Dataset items
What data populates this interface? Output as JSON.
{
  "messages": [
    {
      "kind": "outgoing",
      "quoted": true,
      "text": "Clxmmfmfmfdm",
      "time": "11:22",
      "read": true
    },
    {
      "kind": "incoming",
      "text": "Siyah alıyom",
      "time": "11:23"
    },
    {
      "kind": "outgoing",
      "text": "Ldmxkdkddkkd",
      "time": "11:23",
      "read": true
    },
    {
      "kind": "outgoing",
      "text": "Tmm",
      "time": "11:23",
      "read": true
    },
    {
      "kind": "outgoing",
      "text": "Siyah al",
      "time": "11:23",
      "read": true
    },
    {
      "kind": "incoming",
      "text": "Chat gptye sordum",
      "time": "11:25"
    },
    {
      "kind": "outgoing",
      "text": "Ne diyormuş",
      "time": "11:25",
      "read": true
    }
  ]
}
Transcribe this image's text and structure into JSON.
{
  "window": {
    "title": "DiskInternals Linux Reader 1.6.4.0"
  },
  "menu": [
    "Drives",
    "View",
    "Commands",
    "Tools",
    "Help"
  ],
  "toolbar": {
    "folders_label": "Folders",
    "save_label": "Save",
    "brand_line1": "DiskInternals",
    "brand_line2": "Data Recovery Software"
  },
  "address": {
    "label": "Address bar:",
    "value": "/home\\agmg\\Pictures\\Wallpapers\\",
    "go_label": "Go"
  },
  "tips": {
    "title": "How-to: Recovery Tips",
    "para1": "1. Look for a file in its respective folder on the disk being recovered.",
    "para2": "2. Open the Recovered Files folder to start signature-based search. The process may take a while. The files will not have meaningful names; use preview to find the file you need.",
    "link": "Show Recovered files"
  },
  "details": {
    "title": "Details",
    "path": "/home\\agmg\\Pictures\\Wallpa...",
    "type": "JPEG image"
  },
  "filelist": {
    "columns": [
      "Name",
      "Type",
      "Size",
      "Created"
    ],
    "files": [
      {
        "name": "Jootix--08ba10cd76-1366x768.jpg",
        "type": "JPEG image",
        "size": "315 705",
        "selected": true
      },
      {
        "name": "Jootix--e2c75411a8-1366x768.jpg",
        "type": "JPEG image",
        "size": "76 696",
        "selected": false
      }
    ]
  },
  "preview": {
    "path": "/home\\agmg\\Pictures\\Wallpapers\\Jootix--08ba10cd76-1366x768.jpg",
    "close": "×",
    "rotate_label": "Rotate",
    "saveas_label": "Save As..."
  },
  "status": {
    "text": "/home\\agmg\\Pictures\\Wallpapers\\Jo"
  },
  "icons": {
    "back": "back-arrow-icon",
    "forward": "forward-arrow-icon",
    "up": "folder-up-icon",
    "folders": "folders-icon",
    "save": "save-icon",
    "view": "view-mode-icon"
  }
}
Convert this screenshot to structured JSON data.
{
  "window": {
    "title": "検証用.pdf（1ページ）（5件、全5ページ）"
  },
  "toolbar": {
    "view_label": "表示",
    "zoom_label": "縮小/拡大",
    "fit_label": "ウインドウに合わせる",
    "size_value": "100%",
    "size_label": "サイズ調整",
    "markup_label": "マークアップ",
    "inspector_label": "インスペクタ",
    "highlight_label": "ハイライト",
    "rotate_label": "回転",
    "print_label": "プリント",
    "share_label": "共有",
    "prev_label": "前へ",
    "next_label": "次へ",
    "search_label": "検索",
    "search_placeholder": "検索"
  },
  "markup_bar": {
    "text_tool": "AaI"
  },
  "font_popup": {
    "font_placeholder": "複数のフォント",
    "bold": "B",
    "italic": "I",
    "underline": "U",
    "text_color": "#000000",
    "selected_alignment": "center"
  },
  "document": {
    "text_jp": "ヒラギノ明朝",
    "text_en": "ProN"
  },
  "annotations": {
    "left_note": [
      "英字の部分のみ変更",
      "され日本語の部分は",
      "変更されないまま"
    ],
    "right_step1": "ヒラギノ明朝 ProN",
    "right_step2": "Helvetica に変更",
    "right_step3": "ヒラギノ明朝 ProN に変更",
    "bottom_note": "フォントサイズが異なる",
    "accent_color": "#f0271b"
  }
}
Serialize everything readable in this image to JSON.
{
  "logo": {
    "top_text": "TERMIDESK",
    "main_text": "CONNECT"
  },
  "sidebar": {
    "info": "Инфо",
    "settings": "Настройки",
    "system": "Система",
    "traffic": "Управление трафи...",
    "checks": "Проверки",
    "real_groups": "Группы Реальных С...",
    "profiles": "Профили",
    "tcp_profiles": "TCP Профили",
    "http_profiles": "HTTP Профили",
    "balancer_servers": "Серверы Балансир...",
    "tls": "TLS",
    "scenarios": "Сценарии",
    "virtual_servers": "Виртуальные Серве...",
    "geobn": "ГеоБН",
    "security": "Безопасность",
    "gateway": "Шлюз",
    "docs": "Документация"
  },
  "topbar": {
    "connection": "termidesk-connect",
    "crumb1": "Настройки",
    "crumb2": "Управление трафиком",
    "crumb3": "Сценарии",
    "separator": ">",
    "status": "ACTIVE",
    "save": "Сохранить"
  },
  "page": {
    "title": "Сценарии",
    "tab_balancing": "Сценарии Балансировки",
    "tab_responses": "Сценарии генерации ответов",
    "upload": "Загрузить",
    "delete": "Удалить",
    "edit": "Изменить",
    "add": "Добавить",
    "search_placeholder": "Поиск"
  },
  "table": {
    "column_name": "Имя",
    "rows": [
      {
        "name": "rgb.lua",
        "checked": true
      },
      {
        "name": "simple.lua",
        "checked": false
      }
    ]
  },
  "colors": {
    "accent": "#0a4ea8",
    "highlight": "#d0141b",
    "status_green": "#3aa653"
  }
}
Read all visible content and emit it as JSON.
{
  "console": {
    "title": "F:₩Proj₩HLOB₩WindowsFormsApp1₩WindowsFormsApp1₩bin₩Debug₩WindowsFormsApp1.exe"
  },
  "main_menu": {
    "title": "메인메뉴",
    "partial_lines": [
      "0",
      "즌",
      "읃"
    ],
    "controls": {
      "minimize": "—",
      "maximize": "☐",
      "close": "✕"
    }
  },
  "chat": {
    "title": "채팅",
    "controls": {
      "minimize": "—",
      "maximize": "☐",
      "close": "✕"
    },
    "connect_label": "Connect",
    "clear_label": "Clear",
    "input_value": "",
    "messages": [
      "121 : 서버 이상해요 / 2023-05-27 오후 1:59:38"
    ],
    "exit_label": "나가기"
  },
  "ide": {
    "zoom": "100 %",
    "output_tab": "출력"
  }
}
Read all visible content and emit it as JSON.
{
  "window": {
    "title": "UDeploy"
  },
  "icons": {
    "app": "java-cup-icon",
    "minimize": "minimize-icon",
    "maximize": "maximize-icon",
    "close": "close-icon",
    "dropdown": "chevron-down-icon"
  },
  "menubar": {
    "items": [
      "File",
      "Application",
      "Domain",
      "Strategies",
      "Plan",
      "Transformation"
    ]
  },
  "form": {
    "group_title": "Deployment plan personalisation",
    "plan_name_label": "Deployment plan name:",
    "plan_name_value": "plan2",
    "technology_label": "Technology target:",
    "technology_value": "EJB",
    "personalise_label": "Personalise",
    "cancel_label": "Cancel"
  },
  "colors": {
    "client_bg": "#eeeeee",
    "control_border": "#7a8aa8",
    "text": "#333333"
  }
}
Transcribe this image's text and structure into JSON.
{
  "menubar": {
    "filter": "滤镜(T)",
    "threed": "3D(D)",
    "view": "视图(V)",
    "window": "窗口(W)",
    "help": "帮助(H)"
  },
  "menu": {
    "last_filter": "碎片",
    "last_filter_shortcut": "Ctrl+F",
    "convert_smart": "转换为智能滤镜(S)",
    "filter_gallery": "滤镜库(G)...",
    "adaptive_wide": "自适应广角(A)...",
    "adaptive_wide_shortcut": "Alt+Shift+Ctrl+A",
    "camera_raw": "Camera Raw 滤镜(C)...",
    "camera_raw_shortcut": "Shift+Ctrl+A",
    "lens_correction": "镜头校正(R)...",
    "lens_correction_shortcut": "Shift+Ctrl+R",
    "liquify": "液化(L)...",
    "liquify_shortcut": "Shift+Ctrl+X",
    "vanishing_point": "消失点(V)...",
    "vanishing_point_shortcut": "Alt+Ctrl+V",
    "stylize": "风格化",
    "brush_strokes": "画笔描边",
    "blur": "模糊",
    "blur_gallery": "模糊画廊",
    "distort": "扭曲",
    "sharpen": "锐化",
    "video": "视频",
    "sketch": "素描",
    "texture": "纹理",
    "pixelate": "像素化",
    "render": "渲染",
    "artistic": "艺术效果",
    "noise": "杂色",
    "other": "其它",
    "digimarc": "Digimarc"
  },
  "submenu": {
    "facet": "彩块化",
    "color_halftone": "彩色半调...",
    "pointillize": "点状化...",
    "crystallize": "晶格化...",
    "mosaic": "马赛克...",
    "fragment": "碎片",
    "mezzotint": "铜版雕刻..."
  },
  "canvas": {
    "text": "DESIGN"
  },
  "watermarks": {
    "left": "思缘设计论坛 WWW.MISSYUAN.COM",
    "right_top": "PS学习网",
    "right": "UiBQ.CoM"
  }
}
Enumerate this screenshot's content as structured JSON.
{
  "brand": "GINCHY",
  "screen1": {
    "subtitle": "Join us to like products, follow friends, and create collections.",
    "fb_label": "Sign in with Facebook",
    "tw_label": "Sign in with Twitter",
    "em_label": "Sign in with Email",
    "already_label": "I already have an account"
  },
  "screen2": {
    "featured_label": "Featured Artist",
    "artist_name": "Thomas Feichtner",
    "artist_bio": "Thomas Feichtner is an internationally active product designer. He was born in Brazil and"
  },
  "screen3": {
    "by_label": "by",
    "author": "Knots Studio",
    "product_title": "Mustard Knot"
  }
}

■ Required work: Find the word "Feichtner" in the records and pull out each line that has it.

■ Answer to this task:
    "artist_name": "Thomas Feichtner",
    "artist_bio": "Thomas Feichtner is an internationally active product designer. He was born in Brazil and"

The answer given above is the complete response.